-- GIVEN PROBLEM --
Scan the lines below; pull out those with "RSECTION".

Stored entries:
────────────────────────────────────────

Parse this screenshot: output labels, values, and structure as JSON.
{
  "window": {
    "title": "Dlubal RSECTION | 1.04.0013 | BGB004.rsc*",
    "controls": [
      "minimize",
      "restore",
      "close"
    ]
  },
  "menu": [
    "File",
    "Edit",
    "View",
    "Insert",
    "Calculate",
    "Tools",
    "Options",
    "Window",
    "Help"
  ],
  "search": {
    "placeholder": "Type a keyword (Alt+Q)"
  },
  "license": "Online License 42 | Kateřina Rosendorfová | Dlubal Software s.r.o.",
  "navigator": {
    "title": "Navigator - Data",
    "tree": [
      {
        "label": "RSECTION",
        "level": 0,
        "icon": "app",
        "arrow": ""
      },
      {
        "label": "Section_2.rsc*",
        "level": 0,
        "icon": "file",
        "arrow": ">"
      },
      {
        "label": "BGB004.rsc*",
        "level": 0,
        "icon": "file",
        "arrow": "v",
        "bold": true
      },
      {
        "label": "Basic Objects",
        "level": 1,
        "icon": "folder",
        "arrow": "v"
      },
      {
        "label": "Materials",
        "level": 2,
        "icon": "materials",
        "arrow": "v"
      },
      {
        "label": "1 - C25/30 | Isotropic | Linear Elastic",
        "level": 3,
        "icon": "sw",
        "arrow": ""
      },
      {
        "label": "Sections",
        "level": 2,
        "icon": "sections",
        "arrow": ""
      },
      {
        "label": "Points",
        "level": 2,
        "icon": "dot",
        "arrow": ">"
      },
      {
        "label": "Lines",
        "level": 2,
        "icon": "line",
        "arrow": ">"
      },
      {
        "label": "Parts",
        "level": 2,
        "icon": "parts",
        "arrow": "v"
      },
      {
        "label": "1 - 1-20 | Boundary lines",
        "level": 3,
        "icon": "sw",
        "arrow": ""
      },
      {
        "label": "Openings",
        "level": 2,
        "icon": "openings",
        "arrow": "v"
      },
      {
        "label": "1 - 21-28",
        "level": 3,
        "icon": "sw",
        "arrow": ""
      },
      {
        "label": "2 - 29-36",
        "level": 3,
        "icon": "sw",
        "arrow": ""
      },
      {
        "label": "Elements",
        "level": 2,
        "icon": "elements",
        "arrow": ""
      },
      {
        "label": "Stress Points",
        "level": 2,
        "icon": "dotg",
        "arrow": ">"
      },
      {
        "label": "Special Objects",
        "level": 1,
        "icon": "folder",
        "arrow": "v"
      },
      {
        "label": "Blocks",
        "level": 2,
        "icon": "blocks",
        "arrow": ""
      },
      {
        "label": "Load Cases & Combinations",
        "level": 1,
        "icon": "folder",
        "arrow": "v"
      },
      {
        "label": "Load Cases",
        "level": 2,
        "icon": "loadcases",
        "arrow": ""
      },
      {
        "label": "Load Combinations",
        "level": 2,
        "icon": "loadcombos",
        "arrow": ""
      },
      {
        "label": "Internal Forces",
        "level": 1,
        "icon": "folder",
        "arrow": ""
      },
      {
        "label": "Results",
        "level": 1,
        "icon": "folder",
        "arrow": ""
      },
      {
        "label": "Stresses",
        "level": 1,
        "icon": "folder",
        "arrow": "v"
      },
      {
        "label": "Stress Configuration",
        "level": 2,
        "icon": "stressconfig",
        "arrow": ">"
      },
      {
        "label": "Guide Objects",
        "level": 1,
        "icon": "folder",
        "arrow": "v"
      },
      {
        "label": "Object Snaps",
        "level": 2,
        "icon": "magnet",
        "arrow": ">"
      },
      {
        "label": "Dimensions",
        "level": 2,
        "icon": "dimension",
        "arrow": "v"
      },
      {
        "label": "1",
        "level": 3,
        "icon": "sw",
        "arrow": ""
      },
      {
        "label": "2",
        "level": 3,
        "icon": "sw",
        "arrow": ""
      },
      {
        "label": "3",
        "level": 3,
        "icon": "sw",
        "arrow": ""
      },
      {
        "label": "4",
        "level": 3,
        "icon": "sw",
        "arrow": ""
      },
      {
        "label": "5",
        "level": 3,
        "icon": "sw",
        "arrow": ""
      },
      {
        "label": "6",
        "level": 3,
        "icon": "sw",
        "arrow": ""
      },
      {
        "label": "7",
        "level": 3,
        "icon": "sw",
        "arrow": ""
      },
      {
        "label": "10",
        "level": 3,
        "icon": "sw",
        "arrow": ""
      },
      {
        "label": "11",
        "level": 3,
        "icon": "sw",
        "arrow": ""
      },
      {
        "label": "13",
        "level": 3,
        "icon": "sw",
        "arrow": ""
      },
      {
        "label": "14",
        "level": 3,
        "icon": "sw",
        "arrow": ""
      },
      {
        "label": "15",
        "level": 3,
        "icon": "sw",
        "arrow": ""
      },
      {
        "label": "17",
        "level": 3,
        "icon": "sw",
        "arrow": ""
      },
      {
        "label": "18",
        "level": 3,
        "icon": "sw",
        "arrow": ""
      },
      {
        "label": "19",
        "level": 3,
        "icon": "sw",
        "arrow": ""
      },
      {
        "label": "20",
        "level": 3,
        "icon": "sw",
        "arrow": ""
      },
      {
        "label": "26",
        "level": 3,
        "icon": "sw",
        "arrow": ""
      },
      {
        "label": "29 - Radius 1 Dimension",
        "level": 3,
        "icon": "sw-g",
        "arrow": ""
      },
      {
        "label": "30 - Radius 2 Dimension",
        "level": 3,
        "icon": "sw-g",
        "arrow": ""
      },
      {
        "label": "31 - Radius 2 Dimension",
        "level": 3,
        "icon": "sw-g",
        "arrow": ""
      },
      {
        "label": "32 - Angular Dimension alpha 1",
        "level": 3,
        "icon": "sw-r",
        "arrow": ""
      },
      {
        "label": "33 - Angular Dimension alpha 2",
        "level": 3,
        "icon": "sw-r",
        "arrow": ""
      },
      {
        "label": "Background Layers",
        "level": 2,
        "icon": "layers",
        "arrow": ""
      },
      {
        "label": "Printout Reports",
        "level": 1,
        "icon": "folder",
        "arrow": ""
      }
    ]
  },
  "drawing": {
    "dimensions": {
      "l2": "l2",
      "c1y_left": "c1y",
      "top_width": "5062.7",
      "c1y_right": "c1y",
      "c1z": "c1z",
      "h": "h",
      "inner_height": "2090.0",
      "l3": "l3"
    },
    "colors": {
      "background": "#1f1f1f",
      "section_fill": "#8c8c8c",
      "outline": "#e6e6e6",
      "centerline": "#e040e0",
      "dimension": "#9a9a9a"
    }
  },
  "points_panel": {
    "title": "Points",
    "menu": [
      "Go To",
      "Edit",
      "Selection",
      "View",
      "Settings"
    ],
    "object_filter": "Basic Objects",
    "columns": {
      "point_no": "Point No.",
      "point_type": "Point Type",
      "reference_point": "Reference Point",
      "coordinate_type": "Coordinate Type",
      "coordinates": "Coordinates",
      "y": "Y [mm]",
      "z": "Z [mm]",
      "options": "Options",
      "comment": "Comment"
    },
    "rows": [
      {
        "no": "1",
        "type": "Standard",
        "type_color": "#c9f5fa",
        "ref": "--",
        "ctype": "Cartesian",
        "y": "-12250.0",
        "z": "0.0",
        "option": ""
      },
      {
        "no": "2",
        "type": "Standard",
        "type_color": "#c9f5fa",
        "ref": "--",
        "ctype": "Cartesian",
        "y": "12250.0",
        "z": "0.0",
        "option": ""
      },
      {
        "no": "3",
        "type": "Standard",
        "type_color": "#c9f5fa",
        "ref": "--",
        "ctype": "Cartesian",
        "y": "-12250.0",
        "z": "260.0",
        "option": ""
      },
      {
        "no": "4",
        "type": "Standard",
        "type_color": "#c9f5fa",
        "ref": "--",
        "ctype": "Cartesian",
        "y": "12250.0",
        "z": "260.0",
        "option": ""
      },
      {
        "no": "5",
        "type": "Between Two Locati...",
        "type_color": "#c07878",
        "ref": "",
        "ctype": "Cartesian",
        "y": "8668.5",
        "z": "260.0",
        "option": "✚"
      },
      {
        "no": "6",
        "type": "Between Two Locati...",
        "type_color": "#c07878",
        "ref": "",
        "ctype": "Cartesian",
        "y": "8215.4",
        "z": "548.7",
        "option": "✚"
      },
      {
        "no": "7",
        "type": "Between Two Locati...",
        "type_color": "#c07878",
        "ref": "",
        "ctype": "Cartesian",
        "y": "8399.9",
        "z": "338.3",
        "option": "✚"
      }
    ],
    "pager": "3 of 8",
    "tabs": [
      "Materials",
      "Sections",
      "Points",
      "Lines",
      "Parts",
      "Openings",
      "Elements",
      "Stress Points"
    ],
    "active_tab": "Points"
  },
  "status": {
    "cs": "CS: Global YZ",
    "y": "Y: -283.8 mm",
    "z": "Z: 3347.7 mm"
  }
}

────────────────────────────────────────

-- COMPLETED TASK --
    "title": "Dlubal RSECTION | 1.04.0013 | BGB004.rsc*",
        "label": "RSECTION",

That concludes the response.